Please list every federal circuit that the court opinion below says it agrees with in upholding the constitutionality of 19 U.S.C. § 1615.

EXTRACTED TEXT —

* * * * * * *

United States Court of Appeals,
Eleventh Circuit.
No. 96-2545
Non-Argument Calendar.
UNITED STATES of America, Plaintiff-Appellee,
v.
ONE BEECHCRAFT KING AIR 300 AIRCRAFT, Defendant-Appellant,
Martha Elena Valencia Cardenas, Claimant,
Aerotaxi De Valledupar, Ltda, Claimant-Appellant.
Jan. 8, 1997.
Appeal from the United States District Court for the Middle
District of Florida. (No. 92-249-CIV-FTM-21D), George T. Swartz,
Unisted States Magistrate Judge.
Before ANDERSON, DUBINA and BLACK, Circuit Judges.
PER CURIAM:
The issue presented in this appeal is whether the district
court correctly upheld the constitutionality of 19 U.S.C. § 1615 as
applied in this case.1 Appellant contends that 19 U.S.C. § 1615 is
unconstitutional as applied in this case because the forfeiture of
its property based only upon a showing of probable cause denied it
due process of law. It argues that a higher burden of proof is
required because civil forfeitures constitute punishment for
purposes of due process. We disagree.
We agree with the First, Second, Fourth, Seventh, Ninth and
Tenth Circuits, which all have explicitly upheld the
constitutionality of 19 U.S.C. § 1615. United States v. $94,000.00
1
Title 19 U.S.C. § 1615 establishes the burdens of proof for
civil forfeiture proceedings.
in United States Currency, 2 F.3d 778, 783-84 (7th Cir.1993)
("[T]he penalty of civil forfeiture, while sufficiently akin to the
criminal law to invoke ... the strictures of the Eighth Amendment,
does not convert a civil forfeiture proceeding into a criminal
matter insofar as the allocation of the burden of proof is
concerned."); United States v. 228 Acres of Land and Dwelling, 916
F.2d 808, 814 (2d Cir.1990), cert. denied, 498 U.S. 1091, 111 S.Ct.

* * * * * * *

DATASET EXCERPT —
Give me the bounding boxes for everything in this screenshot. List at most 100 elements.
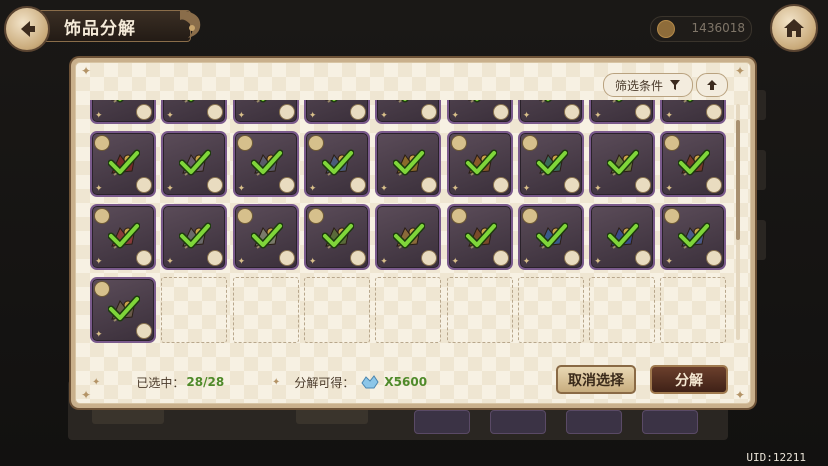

* * * * * * *

ANSWER IN FULL — First, Second, Fourth, Seventh, Ninth and Tenth Circuits